Goal =>
Show every line containing "name" by copying it.

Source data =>
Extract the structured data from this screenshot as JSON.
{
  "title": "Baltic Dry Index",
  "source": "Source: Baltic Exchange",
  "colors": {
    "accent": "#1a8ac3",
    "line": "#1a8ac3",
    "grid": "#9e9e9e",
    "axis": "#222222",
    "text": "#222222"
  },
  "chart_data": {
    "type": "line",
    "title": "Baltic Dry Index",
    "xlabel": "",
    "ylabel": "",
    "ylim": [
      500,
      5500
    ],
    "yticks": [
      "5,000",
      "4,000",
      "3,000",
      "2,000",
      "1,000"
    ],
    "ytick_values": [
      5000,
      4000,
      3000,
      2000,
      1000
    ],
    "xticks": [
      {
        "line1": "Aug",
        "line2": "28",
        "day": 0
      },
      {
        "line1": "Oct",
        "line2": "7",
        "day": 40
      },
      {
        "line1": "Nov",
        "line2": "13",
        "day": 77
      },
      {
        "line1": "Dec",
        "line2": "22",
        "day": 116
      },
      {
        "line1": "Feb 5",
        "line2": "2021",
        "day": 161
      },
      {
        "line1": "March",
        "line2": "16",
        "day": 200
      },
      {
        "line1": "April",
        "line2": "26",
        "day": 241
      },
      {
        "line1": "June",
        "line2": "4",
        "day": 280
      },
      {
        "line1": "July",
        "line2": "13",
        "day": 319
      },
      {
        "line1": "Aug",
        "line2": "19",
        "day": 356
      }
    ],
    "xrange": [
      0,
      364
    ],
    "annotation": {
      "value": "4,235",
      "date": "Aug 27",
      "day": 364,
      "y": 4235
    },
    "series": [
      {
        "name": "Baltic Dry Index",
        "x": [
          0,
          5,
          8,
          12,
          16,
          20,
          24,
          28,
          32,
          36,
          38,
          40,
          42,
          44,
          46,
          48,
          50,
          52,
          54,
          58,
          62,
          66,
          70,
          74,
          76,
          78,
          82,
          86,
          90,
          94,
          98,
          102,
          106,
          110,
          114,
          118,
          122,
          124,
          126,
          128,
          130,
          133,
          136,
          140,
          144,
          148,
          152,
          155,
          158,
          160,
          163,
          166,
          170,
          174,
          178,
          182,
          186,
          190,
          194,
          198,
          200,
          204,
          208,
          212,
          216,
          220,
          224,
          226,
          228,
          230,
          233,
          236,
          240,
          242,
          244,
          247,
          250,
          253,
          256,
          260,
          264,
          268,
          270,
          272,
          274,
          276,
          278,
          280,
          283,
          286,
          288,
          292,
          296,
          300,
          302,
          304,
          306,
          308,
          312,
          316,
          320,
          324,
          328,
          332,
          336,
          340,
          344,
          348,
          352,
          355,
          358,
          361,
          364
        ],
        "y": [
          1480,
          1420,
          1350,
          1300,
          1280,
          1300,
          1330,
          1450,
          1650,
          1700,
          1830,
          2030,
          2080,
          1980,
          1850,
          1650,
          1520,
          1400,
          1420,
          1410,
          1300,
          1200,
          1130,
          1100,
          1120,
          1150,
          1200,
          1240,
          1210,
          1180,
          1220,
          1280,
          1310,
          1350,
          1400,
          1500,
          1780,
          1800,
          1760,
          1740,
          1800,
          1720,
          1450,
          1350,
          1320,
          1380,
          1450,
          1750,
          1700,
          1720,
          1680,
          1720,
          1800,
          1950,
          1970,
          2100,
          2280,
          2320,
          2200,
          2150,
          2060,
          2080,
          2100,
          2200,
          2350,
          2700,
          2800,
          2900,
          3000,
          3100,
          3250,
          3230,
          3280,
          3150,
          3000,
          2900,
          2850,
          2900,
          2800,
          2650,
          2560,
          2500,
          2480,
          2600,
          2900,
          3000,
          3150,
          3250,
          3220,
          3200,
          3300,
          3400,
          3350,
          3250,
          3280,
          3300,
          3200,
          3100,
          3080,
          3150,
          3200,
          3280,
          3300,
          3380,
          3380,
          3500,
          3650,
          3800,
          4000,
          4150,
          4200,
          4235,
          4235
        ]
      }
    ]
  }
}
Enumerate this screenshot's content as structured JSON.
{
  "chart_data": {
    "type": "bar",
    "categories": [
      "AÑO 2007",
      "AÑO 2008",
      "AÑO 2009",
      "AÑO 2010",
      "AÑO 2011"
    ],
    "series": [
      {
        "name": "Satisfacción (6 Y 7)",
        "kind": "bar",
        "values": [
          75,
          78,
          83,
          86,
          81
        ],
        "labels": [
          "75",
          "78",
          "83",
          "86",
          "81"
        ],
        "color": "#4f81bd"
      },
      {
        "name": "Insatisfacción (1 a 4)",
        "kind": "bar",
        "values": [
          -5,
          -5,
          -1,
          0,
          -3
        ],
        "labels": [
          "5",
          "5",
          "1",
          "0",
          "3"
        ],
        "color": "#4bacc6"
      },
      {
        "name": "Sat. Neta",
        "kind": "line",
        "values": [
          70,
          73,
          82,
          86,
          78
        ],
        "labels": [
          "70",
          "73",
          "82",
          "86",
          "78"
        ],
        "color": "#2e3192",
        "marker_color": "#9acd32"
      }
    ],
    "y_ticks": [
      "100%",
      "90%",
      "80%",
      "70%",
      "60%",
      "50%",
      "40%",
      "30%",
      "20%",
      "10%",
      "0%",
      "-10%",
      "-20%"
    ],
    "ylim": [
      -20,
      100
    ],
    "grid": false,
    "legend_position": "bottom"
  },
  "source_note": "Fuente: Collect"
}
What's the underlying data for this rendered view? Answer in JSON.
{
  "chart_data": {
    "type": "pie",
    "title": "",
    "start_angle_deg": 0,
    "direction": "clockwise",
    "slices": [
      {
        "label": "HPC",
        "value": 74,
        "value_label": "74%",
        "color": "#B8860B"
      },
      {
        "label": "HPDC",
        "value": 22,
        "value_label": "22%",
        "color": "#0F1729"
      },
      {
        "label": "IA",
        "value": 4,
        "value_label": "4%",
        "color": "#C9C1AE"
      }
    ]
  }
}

The reply =>
        "name": "Baltic Dry Index",
        "name": "Satisfacción (6 Y 7)",
        "name": "Insatisfacción (1 a 4)",
        "name": "Sat. Neta",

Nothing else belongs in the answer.